Records from a collection
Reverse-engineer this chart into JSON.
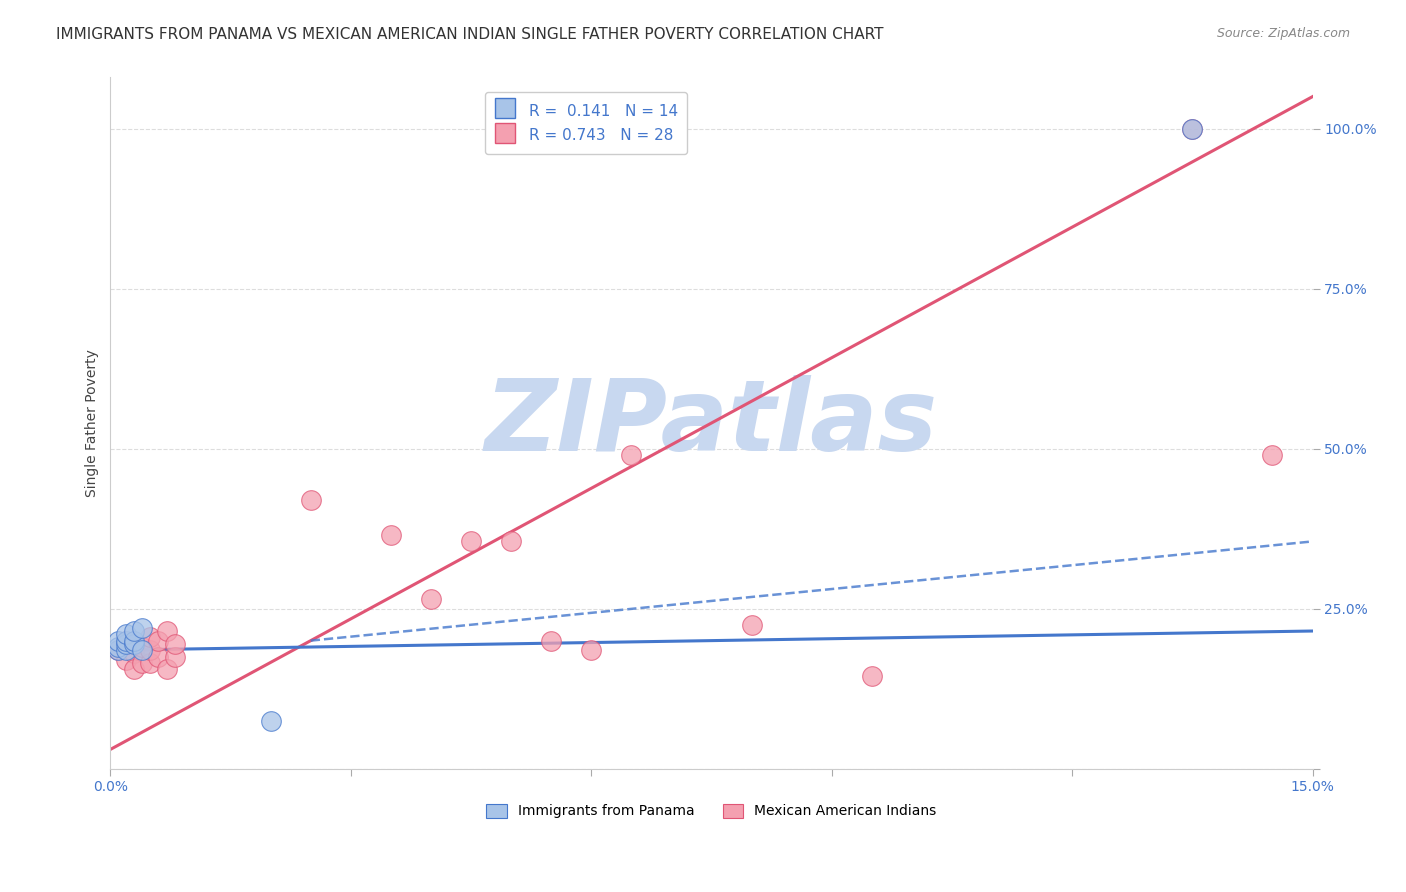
{
  "title": "IMMIGRANTS FROM PANAMA VS MEXICAN AMERICAN INDIAN SINGLE FATHER POVERTY CORRELATION CHART",
  "source": "Source: ZipAtlas.com",
  "ylabel": "Single Father Poverty",
  "background_color": "#ffffff",
  "grid_color": "#dddddd",
  "watermark": "ZIPatlas",
  "watermark_color": "#c8d8f0",
  "panama_R": 0.141,
  "panama_N": 14,
  "mexican_R": 0.743,
  "mexican_N": 28,
  "panama_color": "#a8c4e8",
  "mexican_color": "#f4a0b0",
  "panama_edge_color": "#4477cc",
  "mexican_edge_color": "#e05575",
  "xlim": [
    0.0,
    0.15
  ],
  "ylim": [
    0.0,
    1.08
  ],
  "panama_scatter_x": [
    0.001,
    0.001,
    0.001,
    0.002,
    0.002,
    0.002,
    0.002,
    0.003,
    0.003,
    0.003,
    0.004,
    0.004,
    0.02,
    0.135
  ],
  "panama_scatter_y": [
    0.185,
    0.19,
    0.2,
    0.185,
    0.195,
    0.2,
    0.21,
    0.195,
    0.2,
    0.215,
    0.185,
    0.22,
    0.075,
    1.0
  ],
  "mexican_scatter_x": [
    0.001,
    0.002,
    0.002,
    0.003,
    0.003,
    0.004,
    0.004,
    0.005,
    0.005,
    0.005,
    0.006,
    0.006,
    0.007,
    0.007,
    0.008,
    0.008,
    0.025,
    0.035,
    0.04,
    0.045,
    0.05,
    0.055,
    0.06,
    0.065,
    0.08,
    0.095,
    0.135,
    0.145
  ],
  "mexican_scatter_y": [
    0.185,
    0.17,
    0.2,
    0.18,
    0.155,
    0.165,
    0.19,
    0.165,
    0.185,
    0.205,
    0.175,
    0.2,
    0.155,
    0.215,
    0.175,
    0.195,
    0.42,
    0.365,
    0.265,
    0.355,
    0.355,
    0.2,
    0.185,
    0.49,
    0.225,
    0.145,
    1.0,
    0.49
  ],
  "panama_line_x": [
    0.0,
    0.15
  ],
  "panama_line_y": [
    0.185,
    0.215
  ],
  "panama_dashed_line_x": [
    0.025,
    0.15
  ],
  "panama_dashed_line_y": [
    0.2,
    0.355
  ],
  "mexican_line_x": [
    0.0,
    0.15
  ],
  "mexican_line_y": [
    0.03,
    1.05
  ],
  "x_ticks": [
    0.0,
    0.03,
    0.06,
    0.09,
    0.12,
    0.15
  ],
  "x_tick_labels": [
    "0.0%",
    "",
    "",
    "",
    "",
    "15.0%"
  ],
  "y_ticks": [
    0.0,
    0.25,
    0.5,
    0.75,
    1.0
  ],
  "y_tick_labels": [
    "",
    "25.0%",
    "50.0%",
    "75.0%",
    "100.0%"
  ],
  "title_fontsize": 11,
  "axis_label_fontsize": 10,
  "tick_fontsize": 10,
  "legend_fontsize": 11
}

> To do
Give back the entries verbatim. Do not include any picture.

> Full output
Reverse-engineer this chart into JSON.
{
  "title": "IMMIGRANTS FROM PANAMA VS MEXICAN AMERICAN INDIAN SINGLE FATHER POVERTY CORRELATION CHART",
  "source": "Source: ZipAtlas.com",
  "ylabel": "Single Father Poverty",
  "background_color": "#ffffff",
  "grid_color": "#dddddd",
  "watermark": "ZIPatlas",
  "watermark_color": "#c8d8f0",
  "panama_R": 0.141,
  "panama_N": 14,
  "mexican_R": 0.743,
  "mexican_N": 28,
  "panama_color": "#a8c4e8",
  "mexican_color": "#f4a0b0",
  "panama_edge_color": "#4477cc",
  "mexican_edge_color": "#e05575",
  "xlim": [
    0.0,
    0.15
  ],
  "ylim": [
    0.0,
    1.08
  ],
  "panama_scatter_x": [
    0.001,
    0.001,
    0.001,
    0.002,
    0.002,
    0.002,
    0.002,
    0.003,
    0.003,
    0.003,
    0.004,
    0.004,
    0.02,
    0.135
  ],
  "panama_scatter_y": [
    0.185,
    0.19,
    0.2,
    0.185,
    0.195,
    0.2,
    0.21,
    0.195,
    0.2,
    0.215,
    0.185,
    0.22,
    0.075,
    1.0
  ],
  "mexican_scatter_x": [
    0.001,
    0.002,
    0.002,
    0.003,
    0.003,
    0.004,
    0.004,
    0.005,
    0.005,
    0.005,
    0.006,
    0.006,
    0.007,
    0.007,
    0.008,
    0.008,
    0.025,
    0.035,
    0.04,
    0.045,
    0.05,
    0.055,
    0.06,
    0.065,
    0.08,
    0.095,
    0.135,
    0.145
  ],
  "mexican_scatter_y": [
    0.185,
    0.17,
    0.2,
    0.18,
    0.155,
    0.165,
    0.19,
    0.165,
    0.185,
    0.205,
    0.175,
    0.2,
    0.155,
    0.215,
    0.175,
    0.195,
    0.42,
    0.365,
    0.265,
    0.355,
    0.355,
    0.2,
    0.185,
    0.49,
    0.225,
    0.145,
    1.0,
    0.49
  ],
  "panama_line_x": [
    0.0,
    0.15
  ],
  "panama_line_y": [
    0.185,
    0.215
  ],
  "panama_dashed_line_x": [
    0.025,
    0.15
  ],
  "panama_dashed_line_y": [
    0.2,
    0.355
  ],
  "mexican_line_x": [
    0.0,
    0.15
  ],
  "mexican_line_y": [
    0.03,
    1.05
  ],
  "x_ticks": [
    0.0,
    0.03,
    0.06,
    0.09,
    0.12,
    0.15
  ],
  "x_tick_labels": [
    "0.0%",
    "",
    "",
    "",
    "",
    "15.0%"
  ],
  "y_ticks": [
    0.0,
    0.25,
    0.5,
    0.75,
    1.0
  ],
  "y_tick_labels": [
    "",
    "25.0%",
    "50.0%",
    "75.0%",
    "100.0%"
  ],
  "title_fontsize": 11,
  "axis_label_fontsize": 10,
  "tick_fontsize": 10,
  "legend_fontsize": 11
}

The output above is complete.